> **TESTO MOSTRATO**:
==============================

Stragi di parole

Ogni mese a Milano muore una libreria. Muore nel senso che chiude. Per non riaprire mai più. Proprio a Milano, che è la capitale italiana dell’editoria, dove hanno sede le maggiori e più prestigiose case editrici. Milano che è vicina all’Europa, come cantava Lucio Dalla, e che è anche una delle capitali europee del libro. È ormai un’ecatombe. Una strage di parole e di pagine stampate senza precedenti, che non sembra destinata ad arrestarsi.

Eppure nessuno piange. Nessuno si dispera. Nessuno grida. Nessuno protesta. Niente cortei, niente manifestazioni di piazza, niente appelli, campagne di stampa, dibattiti televisivi, raccolte di firme o di denaro. Neanche lettere ai giornali. Niente di niente. Come se la morte del libro non interessasse a nessuno. E forse è proprio così. Forse non interessa davvero a nessuno. Siamo giunti all’ultimo capitolo. Amen.

L’ultima a chiudere i battenti, dopo più di cinquant’anni di vita, è stata la libreria Puccini di corso Buenos Aires, dall’aspetto confortevole e vecchiotto, piena di libri di scuola, fondata nel 1963 dalla famiglia Nanni.

==============================

> **CONTENUTO DATI**:
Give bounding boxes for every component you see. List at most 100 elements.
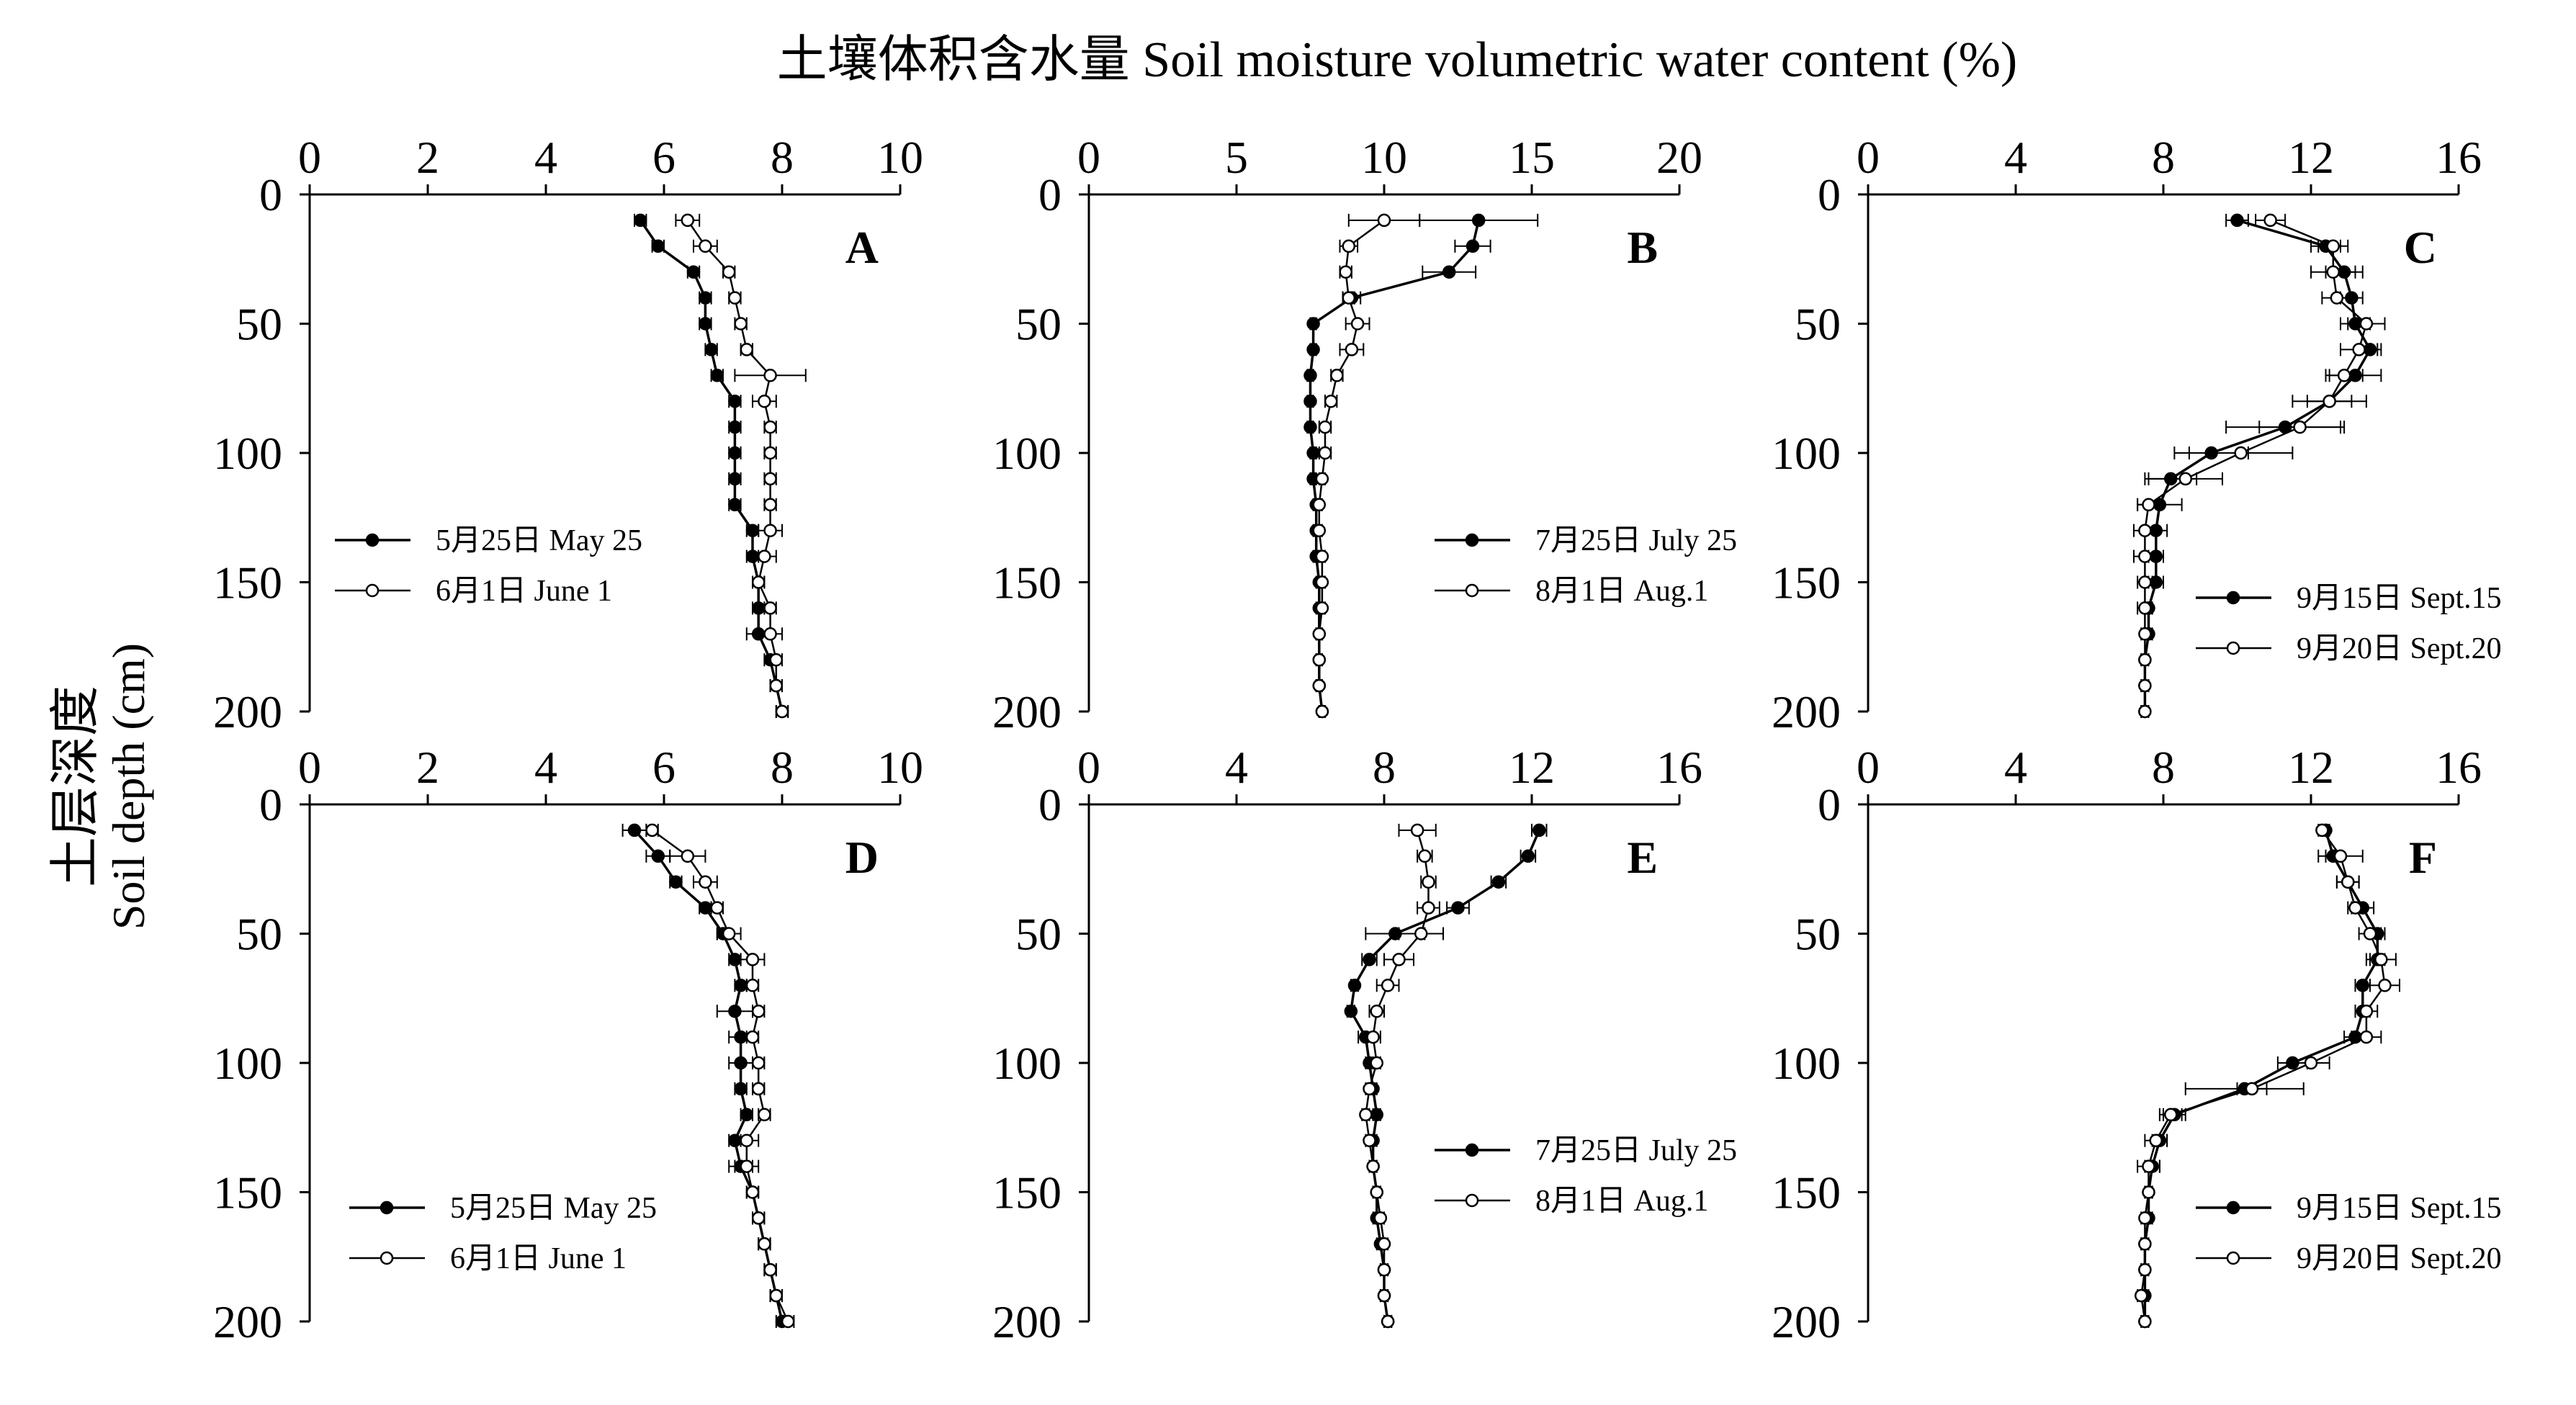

==============================

> **COMPITO RICHIESTO 1**:
Secondo il testo mostrato, in quale anno e da chi è stata fondata la libreria Puccini di corso Buenos Aires?
> **COMPITO RICHIESTO 2**:
Nel testo mostrato si sottolinea che le librerie chiudono «proprio a Milano». Spiega in una-tre frasi quale motivo il testo dà per questa enfasi.

> **SOLUZIONE ESERCIZIO 1**:
Nel 1963, dalla famiglia Nanni.

> **SOLUZIONE ESERCIZIO 2**:
Milano è la capitale italiana dell'editoria, dove hanno sede le maggiori e più prestigiose case editrici. È anche una delle capitali europee del libro.